**TASK GOAL**:
The listing below should be written out exactly; please include all of it.

+++++

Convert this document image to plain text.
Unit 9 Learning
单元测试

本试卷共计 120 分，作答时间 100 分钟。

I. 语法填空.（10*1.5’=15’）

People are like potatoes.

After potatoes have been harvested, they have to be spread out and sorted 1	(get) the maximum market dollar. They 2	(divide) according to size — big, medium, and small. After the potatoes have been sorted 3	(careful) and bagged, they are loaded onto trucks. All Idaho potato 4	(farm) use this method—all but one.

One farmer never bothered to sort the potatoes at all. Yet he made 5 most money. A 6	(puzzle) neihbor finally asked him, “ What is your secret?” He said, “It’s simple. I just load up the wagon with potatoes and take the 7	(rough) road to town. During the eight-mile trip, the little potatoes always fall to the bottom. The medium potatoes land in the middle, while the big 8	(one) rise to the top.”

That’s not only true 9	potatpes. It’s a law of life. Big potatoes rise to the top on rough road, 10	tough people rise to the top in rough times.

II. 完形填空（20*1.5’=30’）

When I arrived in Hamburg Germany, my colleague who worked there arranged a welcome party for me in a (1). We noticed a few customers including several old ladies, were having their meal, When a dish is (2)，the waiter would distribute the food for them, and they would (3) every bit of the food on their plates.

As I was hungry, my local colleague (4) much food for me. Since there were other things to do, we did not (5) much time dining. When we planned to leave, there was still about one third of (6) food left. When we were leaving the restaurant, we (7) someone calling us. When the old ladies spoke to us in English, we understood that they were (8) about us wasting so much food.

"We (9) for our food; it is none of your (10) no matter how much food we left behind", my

+++++

**RESULT OF THIS EXERCISE**:
Convert this document image to plain text.
Unit 9 Learning
单元测试

本试卷共计 120 分，作答时间 100 分钟。

I. 语法填空.（10*1.5’=15’）

People are like potatoes.

After potatoes have been harvested, they have to be spread out and sorted 1	(get) the maximum market dollar. They 2	(divide) according to size — big, medium, and small. After the potatoes have been sorted 3	(careful) and bagged, they are loaded onto trucks. All Idaho potato 4	(farm) use this method—all but one.

One farmer never bothered to sort the potatoes at all. Yet he made 5 most money. A 6	(puzzle) neihbor finally asked him, “ What is your secret?” He said, “It’s simple. I just load up the wagon with potatoes and take the 7	(rough) road to town. During the eight-mile trip, the little potatoes always fall to the bottom. The medium potatoes land in the middle, while the big 8	(one) rise to the top.”

That’s not only true 9	potatpes. It’s a law of life. Big potatoes rise to the top on rough road, 10	tough people rise to the top in rough times.

II. 完形填空（20*1.5’=30’）

When I arrived in Hamburg Germany, my colleague who worked there arranged a welcome party for me in a (1). We noticed a few customers including several old ladies, were having their meal, When a dish is (2)，the waiter would distribute the food for them, and they would (3) every bit of the food on their plates.

As I was hungry, my local colleague (4) much food for me. Since there were other things to do, we did not (5) much time dining. When we planned to leave, there was still about one third of (6) food left. When we were leaving the restaurant, we (7) someone calling us. When the old ladies spoke to us in English, we understood that they were (8) about us wasting so much food.

"We (9) for our food; it is none of your (10) no matter how much food we left behind", my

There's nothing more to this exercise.